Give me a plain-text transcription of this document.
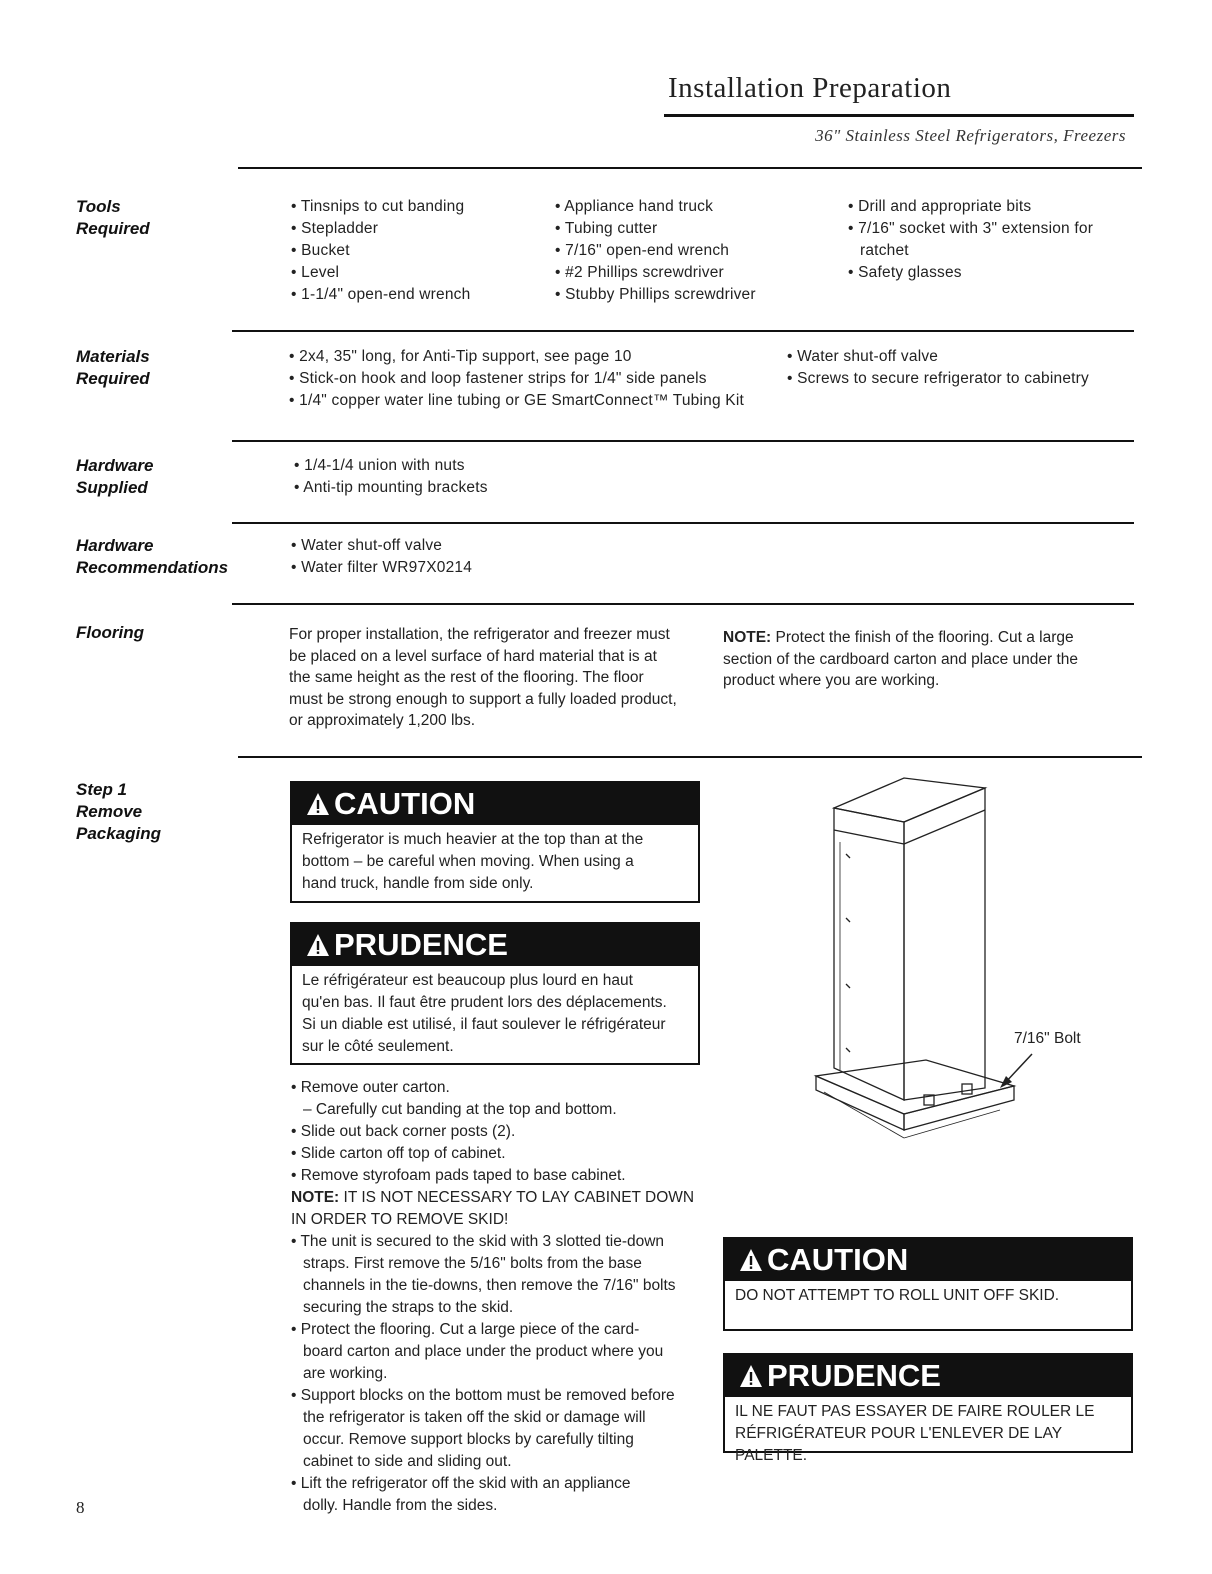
Installation Preparation
36" Stainless Steel Refrigerators, Freezers
Tools
Required
• Tinsnips to cut banding
• Stepladder
• Bucket
• Level
• 1-1/4" open-end wrench
• Appliance hand truck
• Tubing cutter
• 7/16" open-end wrench
• #2 Phillips screwdriver
• Stubby Phillips screwdriver
• Drill and appropriate bits
• 7/16" socket with 3" extension for
ratchet
• Safety glasses
Materials
Required
• 2x4, 35" long, for Anti-Tip support, see page 10
• Stick-on hook and loop fastener strips for 1/4" side panels
• 1/4" copper water line tubing or GE SmartConnect™ Tubing Kit
• Water shut-off valve
• Screws to secure refrigerator to cabinetry
Hardware
Supplied
• 1/4-1/4 union with nuts
• Anti-tip mounting brackets
Hardware
Recommendations
• Water shut-off valve
• Water filter WR97X0214
Flooring	For proper installation, the refrigerator and freezer must
be placed on a level surface of hard material that is at
the same height as the rest of the flooring. The floor
must be strong enough to support a fully loaded product,
or approximately 1,200 lbs.
NOTE: Protect the finish of the flooring. Cut a large
section of the cardboard carton and place under the
product where you are working.
Step 1
Remove
Packaging
CAUTION
Refrigerator is much heavier at the top than at the
bottom – be careful when moving. When using a
hand truck, handle from side only.
PRUDENCE
Le réfrigérateur est beaucoup plus lourd en haut
qu'en bas. Il faut être prudent lors des déplacements.
Si un diable est utilisé, il faut soulever le réfrigérateur
sur le côté seulement.
• Remove outer carton.
– Carefully cut banding at the top and bottom.
• Slide out back corner posts (2).
• Slide carton off top of cabinet.
• Remove styrofoam pads taped to base cabinet.
NOTE: IT IS NOT NECESSARY TO LAY CABINET DOWN
IN ORDER TO REMOVE SKID!
• The unit is secured to the skid with 3 slotted tie-down
straps. First remove the 5/16" bolts from the base
channels in the tie-downs, then remove the 7/16" bolts
securing the straps to the skid.
• Protect the flooring. Cut a large piece of the card-
board carton and place under the product where you
are working.
• Support blocks on the bottom must be removed before
the refrigerator is taken off the skid or damage will
occur. Remove support blocks by carefully tilting
cabinet to side and sliding out.
• Lift the refrigerator off the skid with an appliance
dolly. Handle from the sides.
7/16" Bolt
CAUTION
DO NOT ATTEMPT TO ROLL UNIT OFF SKID.
PRUDENCE
IL NE FAUT PAS ESSAYER DE FAIRE ROULER LE
RÉFRIGÉRATEUR POUR L'ENLEVER DE LAY PALETTE.
8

===

**Exercise goal**. Tally the lines in the entries above that hold the word "NOTE". Reply with nothing but that count.

**Result for this task**. 2